SET PROBLEM -> What follows is a set of records; repeat all of them exactly.
##### DATASET
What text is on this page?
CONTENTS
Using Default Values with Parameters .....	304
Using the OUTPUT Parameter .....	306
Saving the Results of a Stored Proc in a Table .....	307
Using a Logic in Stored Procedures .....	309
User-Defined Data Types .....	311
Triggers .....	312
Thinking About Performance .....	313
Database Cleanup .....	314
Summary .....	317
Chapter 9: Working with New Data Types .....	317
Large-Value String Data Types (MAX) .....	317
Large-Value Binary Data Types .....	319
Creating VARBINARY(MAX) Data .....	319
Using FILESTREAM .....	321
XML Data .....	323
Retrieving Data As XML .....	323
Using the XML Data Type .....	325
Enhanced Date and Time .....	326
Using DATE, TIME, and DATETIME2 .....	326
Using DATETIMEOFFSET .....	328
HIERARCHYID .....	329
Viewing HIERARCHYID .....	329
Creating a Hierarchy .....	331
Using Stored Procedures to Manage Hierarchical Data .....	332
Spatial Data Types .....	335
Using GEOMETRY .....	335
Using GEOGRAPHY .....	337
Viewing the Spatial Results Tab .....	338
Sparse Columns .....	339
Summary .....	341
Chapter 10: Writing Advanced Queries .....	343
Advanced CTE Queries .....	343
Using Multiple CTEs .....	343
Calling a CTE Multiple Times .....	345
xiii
##########
THE REPLY ->
What text is on this page?
CONTENTS
Using Default Values with Parameters .....	304
Using the OUTPUT Parameter .....	306
Saving the Results of a Stored Proc in a Table .....	307
Using a Logic in Stored Procedures .....	309
User-Defined Data Types .....	311
Triggers .....	312
Thinking About Performance .....	313
Database Cleanup .....	314
Summary .....	317
Chapter 9: Working with New Data Types .....	317
Large-Value String Data Types (MAX) .....	317
Large-Value Binary Data Types .....	319
Creating VARBINARY(MAX) Data .....	319
Using FILESTREAM .....	321
XML Data .....	323
Retrieving Data As XML .....	323
Using the XML Data Type .....	325
Enhanced Date and Time .....	326
Using DATE, TIME, and DATETIME2 .....	326
Using DATETIMEOFFSET .....	328
HIERARCHYID .....	329
Viewing HIERARCHYID .....	329
Creating a Hierarchy .....	331
Using Stored Procedures to Manage Hierarchical Data .....	332
Spatial Data Types .....	335
Using GEOMETRY .....	335
Using GEOGRAPHY .....	337
Viewing the Spatial Results Tab .....	338
Sparse Columns .....	339
Summary .....	341
Chapter 10: Writing Advanced Queries .....	343
Advanced CTE Queries .....	343
Using Multiple CTEs .....	343
Calling a CTE Multiple Times .....	345
xiii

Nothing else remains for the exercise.